REQUIRED TASK:
Below are the records; pull every line that includes "úbytek".

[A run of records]
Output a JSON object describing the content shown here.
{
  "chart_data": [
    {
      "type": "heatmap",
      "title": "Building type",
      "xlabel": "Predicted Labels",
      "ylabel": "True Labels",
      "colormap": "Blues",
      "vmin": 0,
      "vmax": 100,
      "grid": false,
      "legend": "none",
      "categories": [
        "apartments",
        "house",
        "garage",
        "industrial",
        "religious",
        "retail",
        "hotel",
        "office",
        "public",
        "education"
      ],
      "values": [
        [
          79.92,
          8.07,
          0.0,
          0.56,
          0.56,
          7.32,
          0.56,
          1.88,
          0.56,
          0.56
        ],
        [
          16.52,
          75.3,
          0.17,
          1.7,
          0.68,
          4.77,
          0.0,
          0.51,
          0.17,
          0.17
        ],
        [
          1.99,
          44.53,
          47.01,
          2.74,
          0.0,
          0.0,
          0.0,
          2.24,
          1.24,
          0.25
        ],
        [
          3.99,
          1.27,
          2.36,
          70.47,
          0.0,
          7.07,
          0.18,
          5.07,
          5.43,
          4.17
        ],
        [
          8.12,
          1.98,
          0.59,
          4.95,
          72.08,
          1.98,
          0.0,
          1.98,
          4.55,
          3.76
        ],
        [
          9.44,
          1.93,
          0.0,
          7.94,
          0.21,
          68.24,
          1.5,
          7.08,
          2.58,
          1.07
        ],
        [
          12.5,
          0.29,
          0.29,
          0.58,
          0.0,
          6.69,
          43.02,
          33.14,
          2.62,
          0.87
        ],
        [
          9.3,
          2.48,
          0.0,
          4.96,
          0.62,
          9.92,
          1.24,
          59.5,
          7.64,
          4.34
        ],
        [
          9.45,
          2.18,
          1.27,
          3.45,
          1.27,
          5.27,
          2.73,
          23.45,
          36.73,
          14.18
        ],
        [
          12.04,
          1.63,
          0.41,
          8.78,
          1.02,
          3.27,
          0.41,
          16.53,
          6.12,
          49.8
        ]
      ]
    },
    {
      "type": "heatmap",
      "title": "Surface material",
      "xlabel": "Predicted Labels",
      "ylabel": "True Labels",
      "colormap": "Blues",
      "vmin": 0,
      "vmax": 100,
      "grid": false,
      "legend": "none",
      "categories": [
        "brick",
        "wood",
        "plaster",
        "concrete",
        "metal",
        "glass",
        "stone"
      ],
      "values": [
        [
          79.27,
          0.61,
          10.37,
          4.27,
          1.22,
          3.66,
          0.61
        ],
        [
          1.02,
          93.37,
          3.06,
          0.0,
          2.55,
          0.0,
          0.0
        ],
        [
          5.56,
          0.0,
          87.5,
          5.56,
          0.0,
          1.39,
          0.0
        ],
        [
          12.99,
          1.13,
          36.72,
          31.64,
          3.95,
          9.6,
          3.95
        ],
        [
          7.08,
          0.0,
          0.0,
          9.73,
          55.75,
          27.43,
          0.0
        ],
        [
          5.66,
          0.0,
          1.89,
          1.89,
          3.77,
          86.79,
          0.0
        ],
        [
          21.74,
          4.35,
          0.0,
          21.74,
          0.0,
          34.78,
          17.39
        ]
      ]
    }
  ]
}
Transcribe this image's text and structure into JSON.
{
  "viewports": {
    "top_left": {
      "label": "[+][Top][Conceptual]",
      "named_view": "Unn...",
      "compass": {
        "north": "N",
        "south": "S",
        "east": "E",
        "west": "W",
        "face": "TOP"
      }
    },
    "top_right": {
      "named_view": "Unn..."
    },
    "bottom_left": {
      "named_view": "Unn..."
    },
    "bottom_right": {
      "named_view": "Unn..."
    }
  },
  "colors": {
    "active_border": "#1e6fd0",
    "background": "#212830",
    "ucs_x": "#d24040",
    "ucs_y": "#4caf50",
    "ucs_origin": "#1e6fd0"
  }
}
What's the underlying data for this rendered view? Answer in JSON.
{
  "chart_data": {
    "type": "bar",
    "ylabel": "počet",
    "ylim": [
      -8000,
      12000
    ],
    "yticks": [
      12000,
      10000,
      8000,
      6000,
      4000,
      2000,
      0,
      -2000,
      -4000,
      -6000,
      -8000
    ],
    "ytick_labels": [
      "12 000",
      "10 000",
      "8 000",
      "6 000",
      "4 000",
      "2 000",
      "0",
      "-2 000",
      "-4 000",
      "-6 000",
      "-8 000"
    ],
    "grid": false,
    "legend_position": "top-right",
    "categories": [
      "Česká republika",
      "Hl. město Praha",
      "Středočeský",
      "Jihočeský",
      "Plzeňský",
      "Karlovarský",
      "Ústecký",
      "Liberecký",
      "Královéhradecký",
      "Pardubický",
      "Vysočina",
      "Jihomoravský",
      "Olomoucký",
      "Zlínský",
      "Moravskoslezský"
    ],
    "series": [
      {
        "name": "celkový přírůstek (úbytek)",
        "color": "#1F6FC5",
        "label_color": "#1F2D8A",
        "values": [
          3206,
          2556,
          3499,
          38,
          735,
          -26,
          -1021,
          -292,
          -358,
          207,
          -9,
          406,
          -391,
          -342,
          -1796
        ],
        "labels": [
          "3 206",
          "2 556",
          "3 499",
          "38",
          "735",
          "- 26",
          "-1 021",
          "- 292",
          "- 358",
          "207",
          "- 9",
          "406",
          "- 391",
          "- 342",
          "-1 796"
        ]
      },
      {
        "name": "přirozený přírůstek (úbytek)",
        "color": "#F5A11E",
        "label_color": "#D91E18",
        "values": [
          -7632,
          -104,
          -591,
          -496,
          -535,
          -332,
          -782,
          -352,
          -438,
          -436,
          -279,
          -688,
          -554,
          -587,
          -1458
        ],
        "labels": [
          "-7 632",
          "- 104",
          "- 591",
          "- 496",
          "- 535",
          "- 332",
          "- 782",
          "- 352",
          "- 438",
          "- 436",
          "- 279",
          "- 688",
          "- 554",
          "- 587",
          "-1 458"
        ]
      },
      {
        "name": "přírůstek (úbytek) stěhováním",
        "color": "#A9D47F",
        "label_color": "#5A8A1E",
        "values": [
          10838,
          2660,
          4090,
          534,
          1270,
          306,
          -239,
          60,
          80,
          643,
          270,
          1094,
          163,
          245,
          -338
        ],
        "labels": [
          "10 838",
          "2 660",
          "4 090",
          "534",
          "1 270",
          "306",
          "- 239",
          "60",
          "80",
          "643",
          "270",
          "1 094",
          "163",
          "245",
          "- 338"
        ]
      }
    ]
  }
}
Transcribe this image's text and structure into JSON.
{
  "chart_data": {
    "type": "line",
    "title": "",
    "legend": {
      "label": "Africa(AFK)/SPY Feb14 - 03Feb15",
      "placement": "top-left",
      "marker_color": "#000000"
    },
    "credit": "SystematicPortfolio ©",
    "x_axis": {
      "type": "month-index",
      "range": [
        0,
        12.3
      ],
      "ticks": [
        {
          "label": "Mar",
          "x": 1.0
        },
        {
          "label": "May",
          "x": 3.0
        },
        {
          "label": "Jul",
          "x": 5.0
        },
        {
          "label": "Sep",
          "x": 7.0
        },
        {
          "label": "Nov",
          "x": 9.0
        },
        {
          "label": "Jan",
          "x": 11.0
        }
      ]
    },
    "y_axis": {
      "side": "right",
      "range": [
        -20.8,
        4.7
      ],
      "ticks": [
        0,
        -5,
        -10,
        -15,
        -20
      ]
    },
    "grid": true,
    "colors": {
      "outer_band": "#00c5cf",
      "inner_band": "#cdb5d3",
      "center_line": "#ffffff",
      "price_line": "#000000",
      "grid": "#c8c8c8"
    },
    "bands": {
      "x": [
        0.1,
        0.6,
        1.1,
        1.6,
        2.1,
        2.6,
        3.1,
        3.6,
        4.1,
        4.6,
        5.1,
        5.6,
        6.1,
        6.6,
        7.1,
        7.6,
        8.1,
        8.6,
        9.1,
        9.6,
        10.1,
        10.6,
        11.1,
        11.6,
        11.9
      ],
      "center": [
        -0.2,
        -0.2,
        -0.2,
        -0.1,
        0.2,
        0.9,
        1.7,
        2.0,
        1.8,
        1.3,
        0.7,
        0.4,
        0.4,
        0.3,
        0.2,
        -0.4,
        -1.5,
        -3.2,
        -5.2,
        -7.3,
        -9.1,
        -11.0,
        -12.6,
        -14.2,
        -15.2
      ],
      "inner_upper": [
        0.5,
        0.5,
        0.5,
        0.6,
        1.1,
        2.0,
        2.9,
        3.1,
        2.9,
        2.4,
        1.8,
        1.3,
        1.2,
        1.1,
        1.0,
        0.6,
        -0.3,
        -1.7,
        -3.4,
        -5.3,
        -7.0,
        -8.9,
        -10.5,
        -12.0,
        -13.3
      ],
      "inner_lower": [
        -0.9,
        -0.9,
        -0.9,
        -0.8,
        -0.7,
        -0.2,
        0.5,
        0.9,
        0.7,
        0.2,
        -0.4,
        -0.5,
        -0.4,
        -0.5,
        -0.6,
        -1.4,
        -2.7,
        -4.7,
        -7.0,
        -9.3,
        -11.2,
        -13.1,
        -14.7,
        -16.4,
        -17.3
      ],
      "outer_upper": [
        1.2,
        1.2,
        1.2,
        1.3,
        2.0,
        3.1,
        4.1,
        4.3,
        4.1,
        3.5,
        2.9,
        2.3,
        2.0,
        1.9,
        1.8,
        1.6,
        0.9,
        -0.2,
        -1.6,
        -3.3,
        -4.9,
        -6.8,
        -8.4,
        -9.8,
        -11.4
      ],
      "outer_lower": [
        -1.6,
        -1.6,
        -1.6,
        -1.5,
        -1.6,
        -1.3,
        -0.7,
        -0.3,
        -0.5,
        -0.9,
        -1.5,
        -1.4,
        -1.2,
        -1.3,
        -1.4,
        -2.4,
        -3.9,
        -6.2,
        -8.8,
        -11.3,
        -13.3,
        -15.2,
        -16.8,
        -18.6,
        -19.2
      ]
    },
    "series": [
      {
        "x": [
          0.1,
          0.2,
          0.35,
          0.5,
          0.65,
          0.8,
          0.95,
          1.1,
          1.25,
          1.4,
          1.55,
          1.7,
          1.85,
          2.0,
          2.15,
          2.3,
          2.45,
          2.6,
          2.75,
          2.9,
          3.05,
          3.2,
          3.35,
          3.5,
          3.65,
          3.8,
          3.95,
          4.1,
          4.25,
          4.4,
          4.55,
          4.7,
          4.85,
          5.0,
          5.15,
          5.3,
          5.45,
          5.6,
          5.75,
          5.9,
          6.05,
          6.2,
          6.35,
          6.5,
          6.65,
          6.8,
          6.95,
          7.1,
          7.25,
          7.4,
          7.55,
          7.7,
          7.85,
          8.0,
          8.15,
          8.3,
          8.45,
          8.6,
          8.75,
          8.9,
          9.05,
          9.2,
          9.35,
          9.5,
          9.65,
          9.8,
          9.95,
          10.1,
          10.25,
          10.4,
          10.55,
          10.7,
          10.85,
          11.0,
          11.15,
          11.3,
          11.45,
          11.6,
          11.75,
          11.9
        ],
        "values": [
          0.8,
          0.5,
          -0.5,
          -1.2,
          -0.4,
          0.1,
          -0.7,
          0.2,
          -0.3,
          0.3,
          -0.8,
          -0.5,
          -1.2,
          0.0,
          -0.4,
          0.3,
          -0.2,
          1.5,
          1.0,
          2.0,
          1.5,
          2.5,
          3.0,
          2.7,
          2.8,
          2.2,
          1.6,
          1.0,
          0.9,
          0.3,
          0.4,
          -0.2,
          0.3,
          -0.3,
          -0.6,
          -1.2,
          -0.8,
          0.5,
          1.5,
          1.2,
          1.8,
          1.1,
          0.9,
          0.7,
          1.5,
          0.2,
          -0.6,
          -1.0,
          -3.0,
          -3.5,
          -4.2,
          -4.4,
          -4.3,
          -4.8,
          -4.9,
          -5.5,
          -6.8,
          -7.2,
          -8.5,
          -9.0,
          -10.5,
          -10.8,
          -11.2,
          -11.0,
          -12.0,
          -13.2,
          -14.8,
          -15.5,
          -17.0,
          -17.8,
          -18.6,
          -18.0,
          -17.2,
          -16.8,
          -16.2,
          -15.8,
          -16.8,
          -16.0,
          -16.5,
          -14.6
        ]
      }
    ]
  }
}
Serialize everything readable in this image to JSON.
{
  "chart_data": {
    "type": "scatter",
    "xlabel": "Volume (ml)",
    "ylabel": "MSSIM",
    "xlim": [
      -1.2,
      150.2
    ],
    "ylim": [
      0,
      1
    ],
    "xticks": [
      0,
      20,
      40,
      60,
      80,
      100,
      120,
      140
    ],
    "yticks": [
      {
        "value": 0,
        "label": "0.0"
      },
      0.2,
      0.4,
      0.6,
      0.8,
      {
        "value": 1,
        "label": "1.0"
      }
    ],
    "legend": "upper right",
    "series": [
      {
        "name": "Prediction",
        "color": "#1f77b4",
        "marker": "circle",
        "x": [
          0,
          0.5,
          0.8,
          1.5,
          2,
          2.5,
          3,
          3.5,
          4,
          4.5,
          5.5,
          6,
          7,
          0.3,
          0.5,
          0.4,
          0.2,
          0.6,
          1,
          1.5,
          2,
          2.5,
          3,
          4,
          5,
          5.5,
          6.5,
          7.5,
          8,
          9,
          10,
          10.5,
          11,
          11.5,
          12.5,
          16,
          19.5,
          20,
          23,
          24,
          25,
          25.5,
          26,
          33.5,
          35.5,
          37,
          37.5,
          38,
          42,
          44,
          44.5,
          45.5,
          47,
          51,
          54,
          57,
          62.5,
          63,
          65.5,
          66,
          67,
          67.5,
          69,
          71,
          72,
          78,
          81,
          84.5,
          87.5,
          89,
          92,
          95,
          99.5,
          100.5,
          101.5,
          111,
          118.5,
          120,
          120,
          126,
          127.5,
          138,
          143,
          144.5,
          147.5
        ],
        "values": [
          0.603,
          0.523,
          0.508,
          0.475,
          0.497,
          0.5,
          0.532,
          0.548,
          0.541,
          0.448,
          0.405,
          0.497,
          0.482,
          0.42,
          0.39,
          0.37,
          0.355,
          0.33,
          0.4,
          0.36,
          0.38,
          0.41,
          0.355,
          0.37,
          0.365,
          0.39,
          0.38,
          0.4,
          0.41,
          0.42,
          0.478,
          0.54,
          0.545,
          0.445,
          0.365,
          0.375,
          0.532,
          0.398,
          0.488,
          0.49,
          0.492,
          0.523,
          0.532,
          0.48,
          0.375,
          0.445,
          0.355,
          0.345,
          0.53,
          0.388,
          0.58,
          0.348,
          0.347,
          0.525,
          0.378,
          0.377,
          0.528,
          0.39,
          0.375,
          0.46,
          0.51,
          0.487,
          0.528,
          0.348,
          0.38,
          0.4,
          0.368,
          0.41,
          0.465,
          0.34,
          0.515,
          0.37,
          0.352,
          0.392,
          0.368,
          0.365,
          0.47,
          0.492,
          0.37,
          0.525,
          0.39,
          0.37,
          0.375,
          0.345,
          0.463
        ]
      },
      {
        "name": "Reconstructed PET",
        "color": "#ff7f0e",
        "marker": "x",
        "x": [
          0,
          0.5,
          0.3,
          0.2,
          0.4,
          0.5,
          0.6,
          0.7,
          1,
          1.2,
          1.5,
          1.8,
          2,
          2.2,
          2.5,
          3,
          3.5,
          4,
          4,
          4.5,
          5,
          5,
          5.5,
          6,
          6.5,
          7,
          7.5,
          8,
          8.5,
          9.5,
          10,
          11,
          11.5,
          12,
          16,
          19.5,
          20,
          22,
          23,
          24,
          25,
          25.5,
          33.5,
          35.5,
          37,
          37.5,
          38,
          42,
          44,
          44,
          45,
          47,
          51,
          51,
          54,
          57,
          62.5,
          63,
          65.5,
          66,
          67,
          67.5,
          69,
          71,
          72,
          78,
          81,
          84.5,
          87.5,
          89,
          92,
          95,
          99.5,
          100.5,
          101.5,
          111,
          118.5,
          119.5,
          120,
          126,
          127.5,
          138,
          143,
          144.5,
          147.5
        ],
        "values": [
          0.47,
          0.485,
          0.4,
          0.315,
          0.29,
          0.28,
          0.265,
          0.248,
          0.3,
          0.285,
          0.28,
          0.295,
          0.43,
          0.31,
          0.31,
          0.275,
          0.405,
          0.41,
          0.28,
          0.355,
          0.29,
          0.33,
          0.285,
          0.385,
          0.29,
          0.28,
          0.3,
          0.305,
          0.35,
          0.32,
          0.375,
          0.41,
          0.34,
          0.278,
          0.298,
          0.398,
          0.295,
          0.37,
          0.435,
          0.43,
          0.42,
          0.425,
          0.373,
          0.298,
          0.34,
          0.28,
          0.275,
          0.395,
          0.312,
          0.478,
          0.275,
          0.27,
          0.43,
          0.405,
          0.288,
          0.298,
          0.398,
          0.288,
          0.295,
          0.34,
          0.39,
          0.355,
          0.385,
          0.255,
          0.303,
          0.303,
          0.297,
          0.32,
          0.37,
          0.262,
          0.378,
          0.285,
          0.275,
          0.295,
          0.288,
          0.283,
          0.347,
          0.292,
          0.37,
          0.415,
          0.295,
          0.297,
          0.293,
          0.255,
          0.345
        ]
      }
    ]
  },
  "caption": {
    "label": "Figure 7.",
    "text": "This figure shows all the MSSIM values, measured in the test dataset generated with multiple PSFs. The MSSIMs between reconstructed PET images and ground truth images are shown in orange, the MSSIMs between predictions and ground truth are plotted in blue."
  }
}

EXERCISE RESULT:
        "name": "celkový přírůstek (úbytek)",
        "name": "přirozený přírůstek (úbytek)",
        "name": "přírůstek (úbytek) stěhováním",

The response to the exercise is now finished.